===== DATASET EXCERPTS

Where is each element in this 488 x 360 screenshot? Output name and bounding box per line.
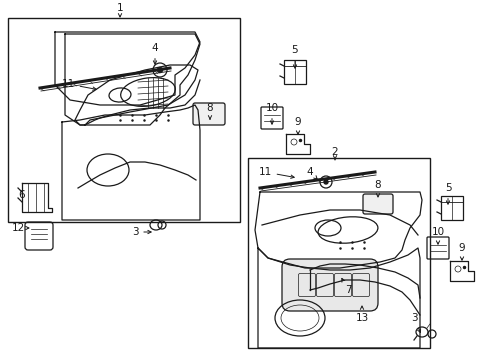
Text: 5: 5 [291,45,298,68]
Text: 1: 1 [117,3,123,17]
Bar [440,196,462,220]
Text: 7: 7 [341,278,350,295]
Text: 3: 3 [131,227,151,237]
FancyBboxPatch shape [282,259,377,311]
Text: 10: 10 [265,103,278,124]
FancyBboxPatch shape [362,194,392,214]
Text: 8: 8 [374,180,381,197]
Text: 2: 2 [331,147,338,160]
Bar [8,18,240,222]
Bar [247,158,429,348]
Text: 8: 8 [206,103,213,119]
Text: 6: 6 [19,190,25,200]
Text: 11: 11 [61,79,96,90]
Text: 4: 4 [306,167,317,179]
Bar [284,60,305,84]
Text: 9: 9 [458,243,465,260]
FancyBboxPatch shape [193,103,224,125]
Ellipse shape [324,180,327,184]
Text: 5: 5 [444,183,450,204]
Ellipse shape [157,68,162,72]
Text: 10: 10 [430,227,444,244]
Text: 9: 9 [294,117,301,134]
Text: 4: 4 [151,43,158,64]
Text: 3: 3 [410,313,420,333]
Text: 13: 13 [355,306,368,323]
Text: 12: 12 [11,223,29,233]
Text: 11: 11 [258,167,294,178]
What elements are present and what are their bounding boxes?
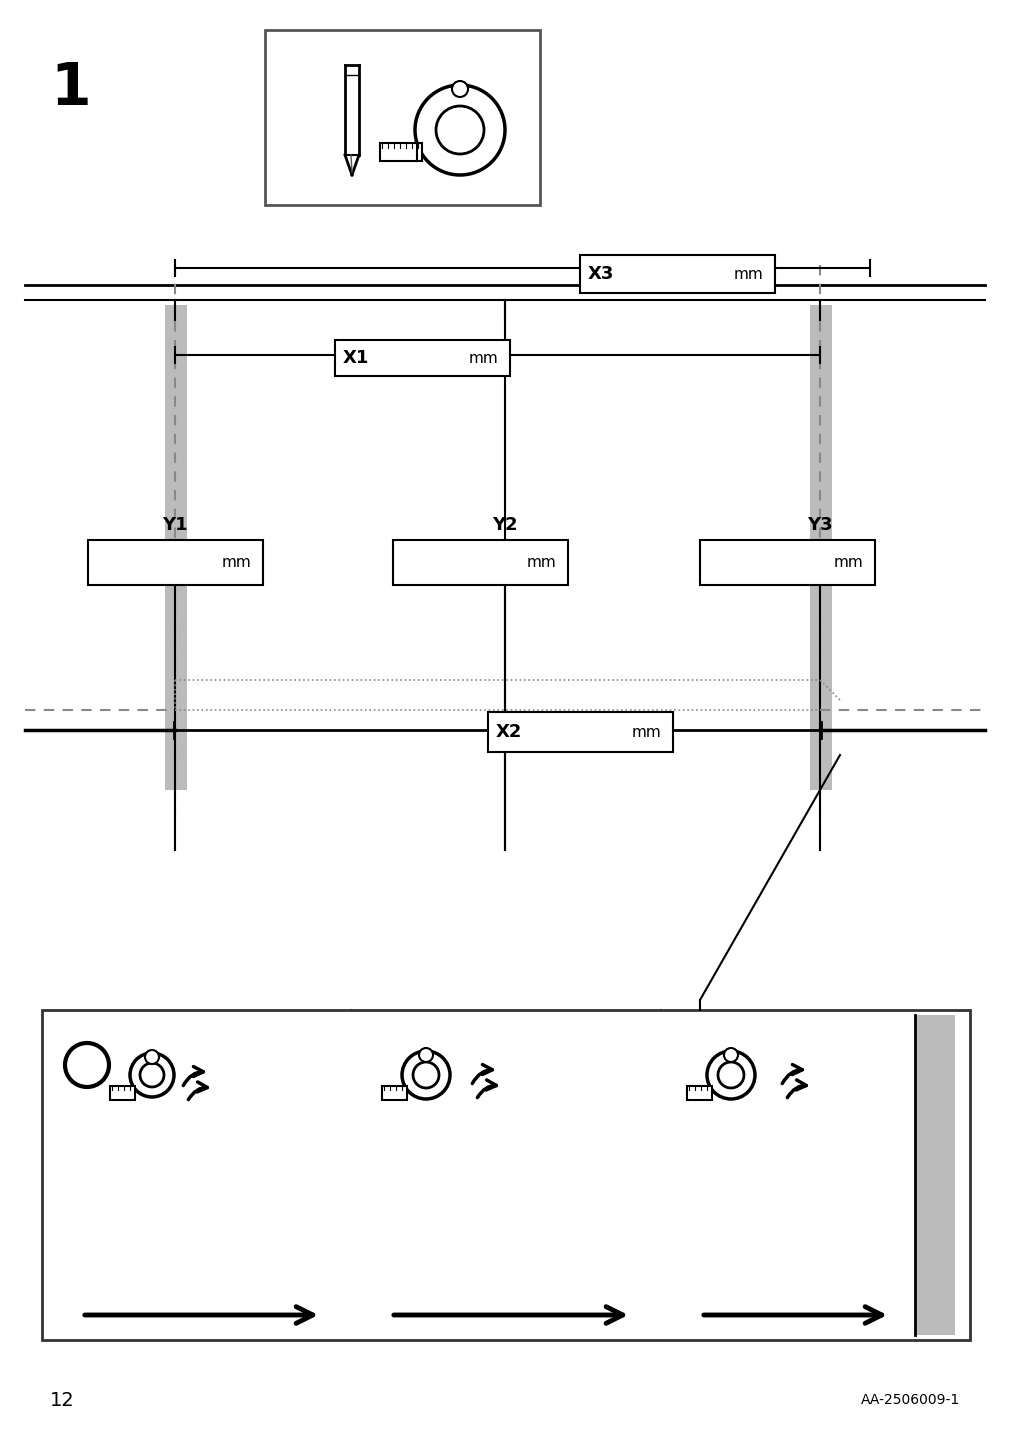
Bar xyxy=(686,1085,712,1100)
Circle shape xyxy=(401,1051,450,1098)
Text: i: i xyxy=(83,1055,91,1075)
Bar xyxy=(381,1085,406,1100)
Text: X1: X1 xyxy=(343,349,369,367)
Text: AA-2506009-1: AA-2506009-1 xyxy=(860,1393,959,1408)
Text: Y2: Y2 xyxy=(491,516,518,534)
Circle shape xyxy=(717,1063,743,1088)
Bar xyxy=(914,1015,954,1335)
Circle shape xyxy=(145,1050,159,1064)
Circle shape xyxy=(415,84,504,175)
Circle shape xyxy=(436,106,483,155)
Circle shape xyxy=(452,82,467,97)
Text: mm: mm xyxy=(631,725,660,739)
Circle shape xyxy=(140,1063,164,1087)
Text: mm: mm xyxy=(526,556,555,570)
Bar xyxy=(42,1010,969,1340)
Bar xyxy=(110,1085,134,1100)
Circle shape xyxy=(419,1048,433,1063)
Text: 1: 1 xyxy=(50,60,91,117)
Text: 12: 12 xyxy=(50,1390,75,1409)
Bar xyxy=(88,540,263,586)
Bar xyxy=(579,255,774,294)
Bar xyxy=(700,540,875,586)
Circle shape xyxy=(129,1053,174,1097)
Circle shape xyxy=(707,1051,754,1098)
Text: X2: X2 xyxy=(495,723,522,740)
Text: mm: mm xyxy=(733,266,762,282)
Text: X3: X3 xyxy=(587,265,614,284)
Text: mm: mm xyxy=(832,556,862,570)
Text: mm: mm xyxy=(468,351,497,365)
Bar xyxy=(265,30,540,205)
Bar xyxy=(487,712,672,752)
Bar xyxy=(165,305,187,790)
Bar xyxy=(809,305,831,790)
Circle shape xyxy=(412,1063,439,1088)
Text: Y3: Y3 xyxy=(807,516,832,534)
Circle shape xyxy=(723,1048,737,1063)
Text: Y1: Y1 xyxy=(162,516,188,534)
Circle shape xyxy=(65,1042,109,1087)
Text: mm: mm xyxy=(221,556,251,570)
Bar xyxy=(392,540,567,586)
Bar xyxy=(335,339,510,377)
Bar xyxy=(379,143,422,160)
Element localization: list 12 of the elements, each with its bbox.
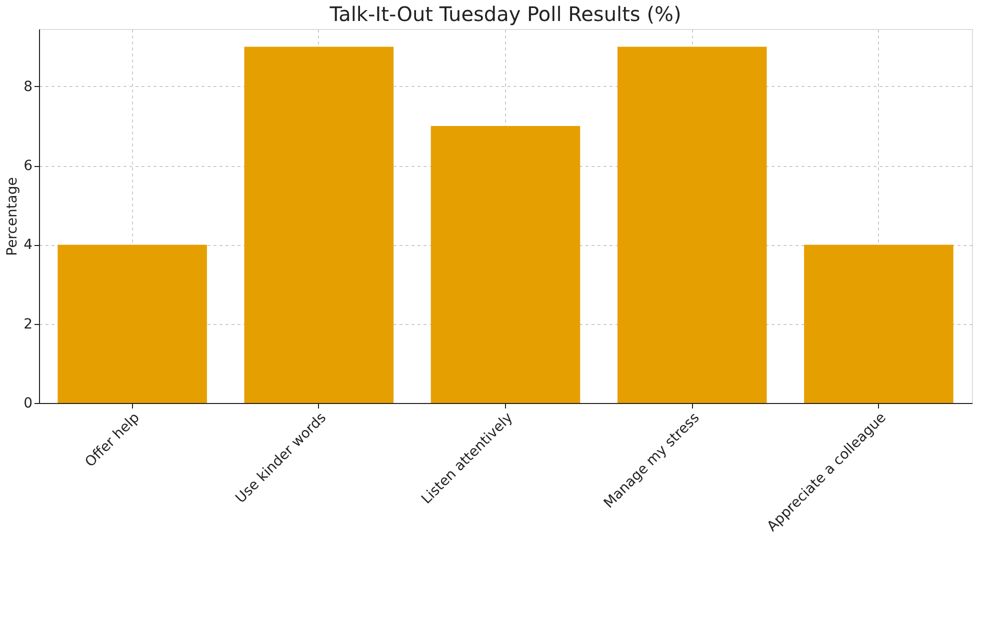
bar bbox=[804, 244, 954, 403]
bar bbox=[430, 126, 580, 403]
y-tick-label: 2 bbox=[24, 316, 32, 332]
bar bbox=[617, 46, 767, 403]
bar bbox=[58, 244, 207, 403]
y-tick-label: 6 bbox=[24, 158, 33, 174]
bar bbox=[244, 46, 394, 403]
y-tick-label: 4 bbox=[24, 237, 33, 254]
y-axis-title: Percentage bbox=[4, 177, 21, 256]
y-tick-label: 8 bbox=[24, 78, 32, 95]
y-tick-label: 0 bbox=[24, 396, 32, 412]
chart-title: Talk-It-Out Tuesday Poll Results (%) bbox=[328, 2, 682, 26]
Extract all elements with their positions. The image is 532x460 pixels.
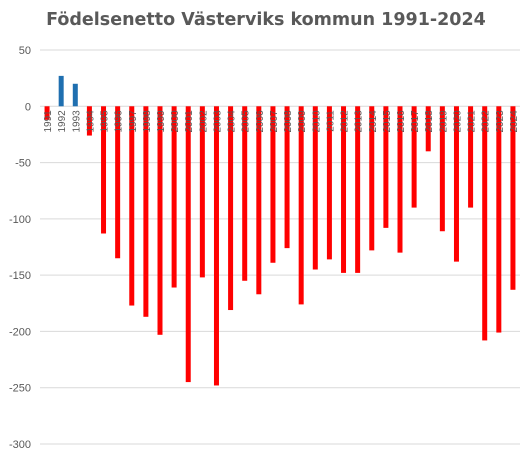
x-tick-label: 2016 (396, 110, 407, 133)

==========

INSTRUCTION = Lay out every line of the records above as a Markdown table with two columns, "Row" for a running number and "Line" for the line itself. Skip blank lines and omit the pictures.

TASK RESULT =
| Row | Line |
|---|---|
| 1 | Where is each element in this 488 x 360 screenshot? Output name and bounding box per line. |
| 2 | Text: 5: 5 [291,45,298,68] |
| 3 | Text: 1: 1 [117,3,123,17] |
| 4 | Bar [440,196,462,220] |
| 5 | Text: 7: 7 [341,278,350,295] |
| 6 | Text: 3: 3 [131,227,151,237] |
| 7 | FancyBboxPatch shape [282,259,377,311] |
| 8 | Text: 10: 10 [265,103,278,124] |
| 9 | FancyBboxPatch shape [362,194,392,214] |
| 10 | Text: 8: 8 [374,180,381,197] |
| 11 | Text: 2: 2 [331,147,338,160] |
| 12 | Bar [8,18,240,222] |
| 13 | Bar [247,158,429,348] |
| 14 | Text: 8: 8 [206,103,213,119] |
| 15 | Text: 6: 6 [19,190,25,200] |
| 16 | Text: 11: 11 [61,79,96,90] |
| 17 | Text: 4: 4 [306,167,317,179] |
| 18 | Bar [284,60,305,84] |
| 19 | Text: 9: 9 [458,243,465,260] |
| 20 | FancyBboxPatch shape [193,103,224,125] |
| 21 | Ellipse shape [324,180,327,184] |
| 22 | Text: 5: 5 [444,183,450,204] |
| 23 | Ellipse shape [157,68,162,72] |
| 24 | Text: 10: 10 [430,227,444,244] |
| 25 | Text: 9: 9 [294,117,301,134] |
| 26 | Text: 4: 4 [151,43,158,64] |
| 27 | Text: 3: 3 [410,313,420,333] |
| 28 | Text: 13: 13 [355,306,368,323] |
| 29 | Text: 12: 12 [11,223,29,233] |
| 30 | Text: 11: 11 [258,167,294,178] |
| 31 | What elements are present and what are their bounding boxes? |
| 32 | Bar xyxy=(686,1085,712,1100) |
| 33 | Circle shape xyxy=(401,1051,450,1098) |
| 34 | Text: i: i xyxy=(83,1055,91,1075) |
| 35 | Bar xyxy=(381,1085,406,1100) |
| 36 | Text: X1: X1 xyxy=(343,349,369,367) |
| 37 | Text: AA-2506009-1: AA-2506009-1 xyxy=(860,1393,959,1408) |
| 38 | Text: Y2: Y2 xyxy=(491,516,518,534) |
| 39 | Circle shape xyxy=(717,1063,743,1088) |
| 40 | Bar xyxy=(914,1015,954,1335) |
| 41 | Circle shape xyxy=(145,1050,159,1064) |
| 42 | Circle shape xyxy=(415,84,504,175) |
| 43 | Circle shape xyxy=(436,106,483,155) |
| 44 | Circle shape xyxy=(452,82,467,97) |
| 45 | Text: mm: mm xyxy=(631,725,660,739) |
| 46 | Circle shape xyxy=(140,1063,164,1087) |
| 47 | Text: mm: mm xyxy=(526,556,555,570) |
| 48 | Bar xyxy=(42,1010,969,1340) |
| 49 | Bar xyxy=(110,1085,134,1100) |
| 50 | Circle shape xyxy=(419,1048,433,1063) |
| 51 | Text: 1: 1 xyxy=(50,60,91,117) |
| 52 | Text: 12: 12 xyxy=(50,1390,75,1409) |
| 53 | Bar xyxy=(88,540,263,586) |
| 54 | Bar xyxy=(579,255,774,294) |
| 55 | Bar xyxy=(700,540,875,586) |
| 56 | Circle shape xyxy=(129,1053,174,1097) |
| 57 | Circle shape xyxy=(707,1051,754,1098) |
| 58 | Text: X2: X2 xyxy=(495,723,522,740) |
| 59 | Text: mm: mm xyxy=(733,266,762,282) |
| 60 | Text: X3: X3 xyxy=(587,265,614,284) |
| 61 | Text: mm: mm xyxy=(832,556,862,570) |
| 62 | Text: mm: mm xyxy=(468,351,497,365) |
| 63 | Bar xyxy=(265,30,540,205) |
| 64 | Bar xyxy=(487,712,672,752) |
| 65 | Bar xyxy=(165,305,187,790) |
| 66 | Bar xyxy=(809,305,831,790) |
| 67 | Circle shape xyxy=(412,1063,439,1088) |
| 68 | Text: Y3: Y3 xyxy=(807,516,832,534) |
| 69 | Circle shape xyxy=(723,1048,737,1063) |
| 70 | Text: Y1: Y1 xyxy=(162,516,188,534) |
| 71 | Circle shape xyxy=(65,1042,109,1087) |
| 72 | Text: mm: mm xyxy=(221,556,251,570) |
| 73 | Bar xyxy=(392,540,567,586) |
| 74 | Bar xyxy=(335,339,510,377) |
| 75 | Bar xyxy=(379,143,422,160) |
| 76 | Element localization: list 12 of the elements, each with its bbox. |
| 77 | bar bbox=[804, 244, 954, 403] |
| 78 | bar bbox=[430, 126, 580, 403] |
| 79 | y-tick-label: 2 bbox=[24, 316, 32, 332] |
| 80 | bar bbox=[617, 46, 767, 403] |
| 81 | bar bbox=[58, 244, 207, 403] |
| 82 | y-tick-label: 6 bbox=[24, 158, 33, 174] |
| 83 | bar bbox=[244, 46, 394, 403] |
| 84 | y-tick-label: 4 bbox=[24, 237, 33, 254] |
| 85 | y-axis-title: Percentage bbox=[4, 177, 21, 256] |
| 86 | y-tick-label: 8 bbox=[24, 78, 32, 95] |
| 87 | y-tick-label: 0 bbox=[24, 396, 32, 412] |
| 88 | chart-title: Talk-It-Out Tuesday Poll Results (%) bbox=[328, 2, 682, 26] |
| 89 | Extract all elements with their positions. The image is 532x460 pixels. |
| 90 | x-tick-label: 2016 (396, 110, 407, 133) |